Exercise task: Using the entries that follow, collect the lines where the word "this" appears.

----- Source material

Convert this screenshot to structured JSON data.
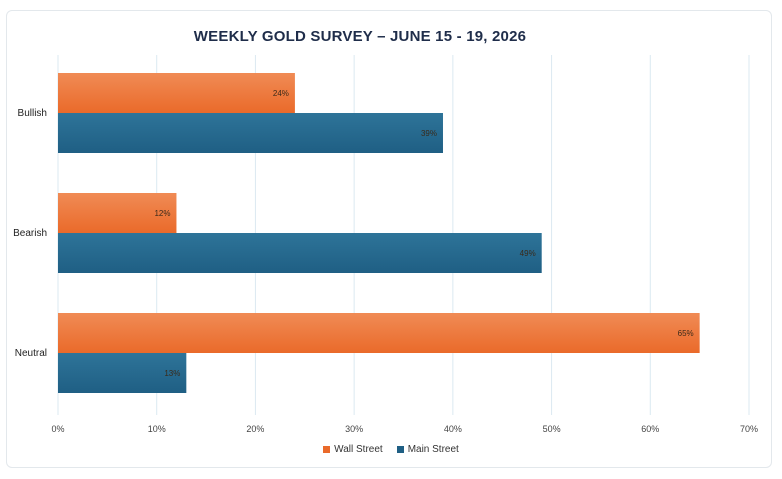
{
  "chart_data": {
    "type": "bar",
    "orientation": "horizontal",
    "title": "WEEKLY GOLD SURVEY – JUNE 15 - 19, 2026",
    "categories": [
      "Bullish",
      "Bearish",
      "Neutral"
    ],
    "series": [
      {
        "name": "Wall Street",
        "values": [
          24,
          12,
          65
        ],
        "labels": [
          "24%",
          "12%",
          "65%"
        ],
        "color": "#ea6a2a"
      },
      {
        "name": "Main Street",
        "values": [
          39,
          49,
          13
        ],
        "labels": [
          "39%",
          "49%",
          "13%"
        ],
        "color": "#1f5f84"
      }
    ],
    "xlim": [
      0,
      70
    ],
    "xticks": [
      "0%",
      "10%",
      "20%",
      "30%",
      "40%",
      "50%",
      "60%",
      "70%"
    ],
    "grid": true,
    "legend": "bottom"
  },
  "colors": {
    "grid": "#dbe9f1",
    "title": "#1f2d4a",
    "label": "#3a2a1a"
  }
}
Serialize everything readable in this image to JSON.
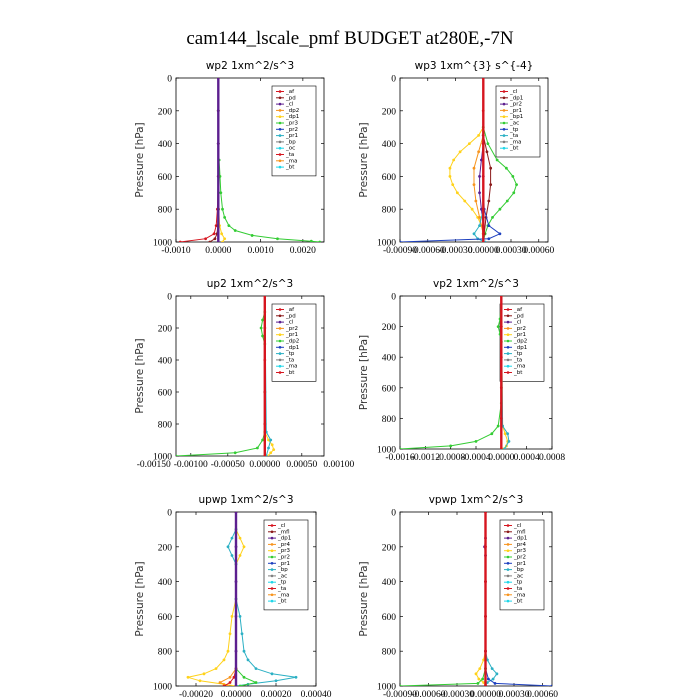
{
  "title": "cam144_lscale_pmf  BUDGET at280E,-7N",
  "colors": {
    "purple": "#5c1f8f",
    "red": "#d6151f",
    "orange": "#f7941d",
    "gold": "#ffd21a",
    "green": "#33cc33",
    "blue": "#1c3fbf",
    "teal": "#2bb0c4",
    "gray": "#808080",
    "cyan": "#20d6e8",
    "darkred": "#8b1a1a"
  },
  "chart_data": [
    {
      "type": "line",
      "title": "wp2   1xm^2/s^3",
      "ylabel": "Pressure [hPa]",
      "xlim": [
        -0.001,
        0.0025
      ],
      "ylim": [
        1000,
        0
      ],
      "xticks": [
        "-0.0010",
        "0.0000",
        "0.0010",
        "0.0020"
      ],
      "xtick_values": [
        -0.001,
        0,
        0.001,
        0.002
      ],
      "yticks": [
        "0",
        "200",
        "400",
        "600",
        "800",
        "1000"
      ],
      "legend_box": "top-right",
      "legend": [
        "_af",
        "_pd",
        "_cl",
        "_dp2",
        "_dp1",
        "_pr3",
        "_pr2",
        "_pr1",
        "_bp",
        "_oc",
        "_ta",
        "_ma",
        "_bt"
      ],
      "series": [
        {
          "name": "_pr1",
          "color": "#33cc33",
          "p": [
            0,
            200,
            400,
            500,
            600,
            700,
            800,
            850,
            900,
            930,
            960,
            980,
            995,
            1000
          ],
          "x": [
            0,
            0,
            0,
            2e-05,
            4e-05,
            6e-05,
            0.0001,
            0.00015,
            0.00025,
            0.0004,
            0.0008,
            0.0014,
            0.0022,
            0.0024
          ]
        },
        {
          "name": "_af",
          "color": "#d6151f",
          "p": [
            0,
            200,
            400,
            600,
            800,
            900,
            950,
            980,
            1000
          ],
          "x": [
            0,
            0,
            0,
            0,
            -2e-05,
            -5e-05,
            -0.0001,
            -0.0003,
            -0.0009
          ]
        },
        {
          "name": "_pr2",
          "color": "#ffd21a",
          "p": [
            0,
            600,
            800,
            900,
            950,
            980,
            1000
          ],
          "x": [
            0,
            0,
            1e-05,
            3e-05,
            8e-05,
            0.00015,
            0.0001
          ]
        },
        {
          "name": "_pd",
          "color": "#8b1a1a",
          "p": [
            0,
            800,
            900,
            950,
            980,
            1000
          ],
          "x": [
            0,
            0,
            -1e-05,
            -3e-05,
            -8e-05,
            -0.0002
          ]
        },
        {
          "name": "_dp2",
          "color": "#5c1f8f",
          "p": [
            0,
            200,
            400,
            600,
            800,
            1000
          ],
          "x": [
            0,
            0,
            0,
            0,
            0,
            0
          ]
        }
      ]
    },
    {
      "type": "line",
      "title": "wp3   1xm^{3} s^{-4}",
      "ylabel": "Pressure [hPa]",
      "xlim": [
        -0.0009,
        0.0007
      ],
      "ylim": [
        1000,
        0
      ],
      "xticks": [
        "-0.00090",
        "-0.00060",
        "-0.00030",
        "0.00000",
        "0.00030",
        "0.00060"
      ],
      "xtick_values": [
        -0.0009,
        -0.0006,
        -0.0003,
        0,
        0.0003,
        0.0006
      ],
      "yticks": [
        "0",
        "200",
        "400",
        "600",
        "800",
        "1000"
      ],
      "legend_box": "top-right",
      "legend": [
        "_cl",
        "_dp1",
        "_pr2",
        "_pr1",
        "_bp1",
        "_ac",
        "_tp",
        "_ta",
        "_ma",
        "_bt"
      ],
      "series": [
        {
          "name": "_pr2",
          "color": "#ffd21a",
          "p": [
            0,
            300,
            350,
            400,
            450,
            500,
            550,
            600,
            650,
            700,
            750,
            800,
            850,
            900,
            950,
            1000
          ],
          "x": [
            0,
            0,
            -5e-05,
            -0.00015,
            -0.00025,
            -0.00032,
            -0.00036,
            -0.00036,
            -0.00033,
            -0.00028,
            -0.0002,
            -0.00012,
            -6e-05,
            -2e-05,
            0,
            0
          ]
        },
        {
          "name": "_pr1",
          "color": "#f7941d",
          "p": [
            0,
            350,
            450,
            550,
            650,
            750,
            850,
            950,
            1000
          ],
          "x": [
            0,
            0,
            -5e-05,
            -0.0001,
            -0.0001,
            -8e-05,
            -4e-05,
            0,
            0
          ]
        },
        {
          "name": "_ac",
          "color": "#33cc33",
          "p": [
            0,
            300,
            400,
            500,
            550,
            600,
            650,
            700,
            750,
            800,
            850,
            900,
            950,
            1000
          ],
          "x": [
            0,
            0,
            5e-05,
            0.00015,
            0.00025,
            0.00032,
            0.00036,
            0.00033,
            0.00026,
            0.00018,
            0.0001,
            5e-05,
            2e-05,
            0
          ]
        },
        {
          "name": "_dp1",
          "color": "#8b1a1a",
          "p": [
            0,
            350,
            450,
            550,
            650,
            750,
            850,
            950,
            1000
          ],
          "x": [
            0,
            0,
            4e-05,
            8e-05,
            8e-05,
            6e-05,
            3e-05,
            1e-05,
            0
          ]
        },
        {
          "name": "_cl",
          "color": "#5c1f8f",
          "p": [
            0,
            400,
            500,
            600,
            700,
            800,
            900,
            1000
          ],
          "x": [
            0,
            0,
            -2e-05,
            -4e-05,
            -4e-05,
            -2e-05,
            0,
            0
          ]
        },
        {
          "name": "_tp",
          "color": "#2bb0c4",
          "p": [
            0,
            800,
            900,
            950,
            980,
            1000
          ],
          "x": [
            0,
            0,
            -4e-05,
            -0.0001,
            -6e-05,
            2e-05
          ]
        },
        {
          "name": "_ta",
          "color": "#1c3fbf",
          "p": [
            0,
            600,
            800,
            900,
            950,
            980,
            1000
          ],
          "x": [
            0,
            0,
            1e-05,
            6e-05,
            0.00018,
            6e-05,
            -0.0009
          ]
        },
        {
          "name": "_bp1",
          "color": "#d6151f",
          "p": [
            0,
            200,
            400,
            600,
            800,
            1000
          ],
          "x": [
            0,
            0,
            0,
            0,
            0,
            0
          ]
        }
      ]
    },
    {
      "type": "line",
      "title": "up2   1xm^2/s^3",
      "ylabel": "Pressure [hPa]",
      "xlim": [
        -0.0012,
        0.0008
      ],
      "ylim": [
        1000,
        0
      ],
      "xticks": [
        "-0.00150",
        "-0.00100",
        "-0.00050",
        "0.00000",
        "0.00050",
        "0.00100"
      ],
      "xtick_values": [
        -0.0015,
        -0.001,
        -0.0005,
        0,
        0.0005,
        0.001
      ],
      "yticks": [
        "0",
        "200",
        "400",
        "600",
        "800",
        "1000"
      ],
      "legend_box": "top-right",
      "legend": [
        "_af",
        "_pd",
        "_cl",
        "_pr2",
        "_pr1",
        "_dp2",
        "_dp1",
        "_tp",
        "_ta",
        "_ma",
        "_bt"
      ],
      "series": [
        {
          "name": "_dp2",
          "color": "#33cc33",
          "p": [
            0,
            100,
            150,
            200,
            250,
            300,
            600,
            850,
            900,
            950,
            980,
            1000
          ],
          "x": [
            0,
            0,
            -3e-05,
            -5e-05,
            -3e-05,
            0,
            0,
            0,
            -3e-05,
            -0.0001,
            -0.0004,
            -0.0012
          ]
        },
        {
          "name": "_pr1",
          "color": "#ffd21a",
          "p": [
            0,
            850,
            900,
            930,
            960,
            980,
            1000
          ],
          "x": [
            0,
            0,
            5e-05,
            0.0001,
            0.00012,
            8e-05,
            4e-05
          ]
        },
        {
          "name": "_tp",
          "color": "#2bb0c4",
          "p": [
            0,
            850,
            900,
            950,
            1000
          ],
          "x": [
            0,
            2e-05,
            8e-05,
            5e-05,
            2e-05
          ]
        },
        {
          "name": "_pd",
          "color": "#d6151f",
          "p": [
            0,
            200,
            400,
            600,
            800,
            1000
          ],
          "x": [
            0,
            0,
            0,
            0,
            0,
            0
          ]
        }
      ]
    },
    {
      "type": "line",
      "title": "vp2   1xm^2/s^3",
      "ylabel": "Pressure [hPa]",
      "xlim": [
        -0.0016,
        0.0008
      ],
      "ylim": [
        1000,
        0
      ],
      "xticks": [
        "-0.0016",
        "-0.0012",
        "-0.0008",
        "-0.0004",
        "0.0000",
        "0.0004",
        "0.0008"
      ],
      "xtick_values": [
        -0.0016,
        -0.0012,
        -0.0008,
        -0.0004,
        0,
        0.0004,
        0.0008
      ],
      "yticks": [
        "0",
        "200",
        "400",
        "600",
        "800",
        "1000"
      ],
      "legend_box": "top-right",
      "legend": [
        "_af",
        "_pd",
        "_cl",
        "_pr2",
        "_pr1",
        "_dp2",
        "_dp1",
        "_tp",
        "_ta",
        "_ma",
        "_bt"
      ],
      "series": [
        {
          "name": "_dp2",
          "color": "#33cc33",
          "p": [
            0,
            150,
            200,
            250,
            300,
            700,
            850,
            900,
            950,
            980,
            1000
          ],
          "x": [
            0,
            -2e-05,
            -5e-05,
            -2e-05,
            0,
            0,
            -5e-05,
            -0.00015,
            -0.0004,
            -0.0008,
            -0.0016
          ]
        },
        {
          "name": "_pr1",
          "color": "#ffd21a",
          "p": [
            0,
            850,
            900,
            950,
            980,
            1000
          ],
          "x": [
            0,
            2e-05,
            6e-05,
            0.0001,
            8e-05,
            3e-05
          ]
        },
        {
          "name": "_tp",
          "color": "#2bb0c4",
          "p": [
            0,
            850,
            900,
            950,
            1000
          ],
          "x": [
            0,
            2e-05,
            0.0001,
            0.00012,
            5e-05
          ]
        },
        {
          "name": "_pd",
          "color": "#d6151f",
          "p": [
            0,
            200,
            400,
            600,
            800,
            1000
          ],
          "x": [
            0,
            0,
            0,
            0,
            0,
            0
          ]
        }
      ]
    },
    {
      "type": "line",
      "title": "upwp   1xm^2/s^3",
      "ylabel": "Pressure [hPa]",
      "xlim": [
        -0.0003,
        0.0004
      ],
      "ylim": [
        1000,
        0
      ],
      "xticks": [
        "-0.00020",
        "0.00000",
        "0.00020",
        "0.00040"
      ],
      "xtick_values": [
        -0.0002,
        0,
        0.0002,
        0.0004
      ],
      "yticks": [
        "0",
        "200",
        "400",
        "600",
        "800",
        "1000"
      ],
      "legend_box": "top-right",
      "legend": [
        "_cl",
        "_mfl",
        "_dp1",
        "_pr4",
        "_pr3",
        "_pr2",
        "_pr1",
        "_bp",
        "_ac",
        "_tp",
        "_ta",
        "_ma",
        "_bt"
      ],
      "series": [
        {
          "name": "_pr2",
          "color": "#ffd21a",
          "p": [
            0,
            100,
            150,
            200,
            250,
            300,
            500,
            600,
            700,
            800,
            850,
            900,
            930,
            950,
            970,
            990,
            1000
          ],
          "x": [
            0,
            0,
            2e-05,
            4e-05,
            2e-05,
            0,
            0,
            -2e-05,
            -3e-05,
            -4e-05,
            -6e-05,
            -0.0001,
            -0.00016,
            -0.00024,
            -0.00018,
            -6e-05,
            0
          ]
        },
        {
          "name": "_tp",
          "color": "#2bb0c4",
          "p": [
            0,
            100,
            150,
            200,
            250,
            300,
            500,
            600,
            700,
            800,
            850,
            900,
            930,
            950,
            970,
            990,
            1000
          ],
          "x": [
            0,
            0,
            -2e-05,
            -4e-05,
            -2e-05,
            0,
            0,
            2e-05,
            3e-05,
            4e-05,
            6e-05,
            0.0001,
            0.00018,
            0.0003,
            0.0002,
            6e-05,
            0
          ]
        },
        {
          "name": "_ac",
          "color": "#33cc33",
          "p": [
            0,
            900,
            950,
            980,
            1000
          ],
          "x": [
            0,
            0,
            4e-05,
            0.0001,
            2e-05
          ]
        },
        {
          "name": "_pr1",
          "color": "#f7941d",
          "p": [
            0,
            900,
            950,
            980,
            1000
          ],
          "x": [
            0,
            0,
            -3e-05,
            -8e-05,
            -4e-05
          ]
        },
        {
          "name": "_mfl",
          "color": "#d6151f",
          "p": [
            0,
            900,
            950,
            980,
            1000
          ],
          "x": [
            0,
            0,
            -1e-05,
            -3e-05,
            -6e-05
          ]
        },
        {
          "name": "_cl",
          "color": "#5c1f8f",
          "p": [
            0,
            200,
            400,
            600,
            800,
            1000
          ],
          "x": [
            0,
            0,
            0,
            0,
            0,
            0
          ]
        }
      ]
    },
    {
      "type": "line",
      "title": "vpwp   1xm^2/s^3",
      "ylabel": "Pressure [hPa]",
      "xlim": [
        -0.0009,
        0.0007
      ],
      "ylim": [
        1000,
        0
      ],
      "xticks": [
        "-0.00090",
        "-0.00060",
        "-0.00030",
        "0.00000",
        "0.00030",
        "0.00060"
      ],
      "xtick_values": [
        -0.0009,
        -0.0006,
        -0.0003,
        0,
        0.0003,
        0.0006
      ],
      "yticks": [
        "0",
        "200",
        "400",
        "600",
        "800",
        "1000"
      ],
      "legend_box": "top-right",
      "legend": [
        "_cl",
        "_mfl",
        "_dp1",
        "_pr4",
        "_pr3",
        "_pr2",
        "_pr1",
        "_bp",
        "_ac",
        "_tp",
        "_ta",
        "_ma",
        "_bt"
      ],
      "series": [
        {
          "name": "_pr2",
          "color": "#ffd21a",
          "p": [
            0,
            800,
            850,
            900,
            930,
            960,
            980,
            1000
          ],
          "x": [
            0,
            0,
            -2e-05,
            -6e-05,
            -0.0001,
            -7e-05,
            -2e-05,
            0
          ]
        },
        {
          "name": "_tp",
          "color": "#2bb0c4",
          "p": [
            0,
            800,
            850,
            900,
            930,
            960,
            980,
            1000
          ],
          "x": [
            0,
            0,
            2e-05,
            7e-05,
            0.00012,
            8e-05,
            2e-05,
            0
          ]
        },
        {
          "name": "_ta",
          "color": "#1c3fbf",
          "p": [
            0,
            900,
            960,
            985,
            1000
          ],
          "x": [
            0,
            0,
            3e-05,
            0.0001,
            0.0007
          ]
        },
        {
          "name": "_ac",
          "color": "#33cc33",
          "p": [
            0,
            900,
            960,
            985,
            1000
          ],
          "x": [
            0,
            0,
            -3e-05,
            -8e-05,
            -0.0009
          ]
        },
        {
          "name": "_cl",
          "color": "#5c1f8f",
          "p": [
            0,
            150,
            200,
            250,
            400,
            600,
            800,
            1000
          ],
          "x": [
            0,
            0,
            -1e-05,
            0,
            0,
            0,
            0,
            0
          ]
        },
        {
          "name": "_mfl",
          "color": "#d6151f",
          "p": [
            0,
            200,
            400,
            600,
            800,
            1000
          ],
          "x": [
            0,
            0,
            0,
            0,
            0,
            0
          ]
        }
      ]
    }
  ]
}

----------

Correct result:
Convert this screenshot to structured JSON data.
Serialize everything readable in this image to JSON.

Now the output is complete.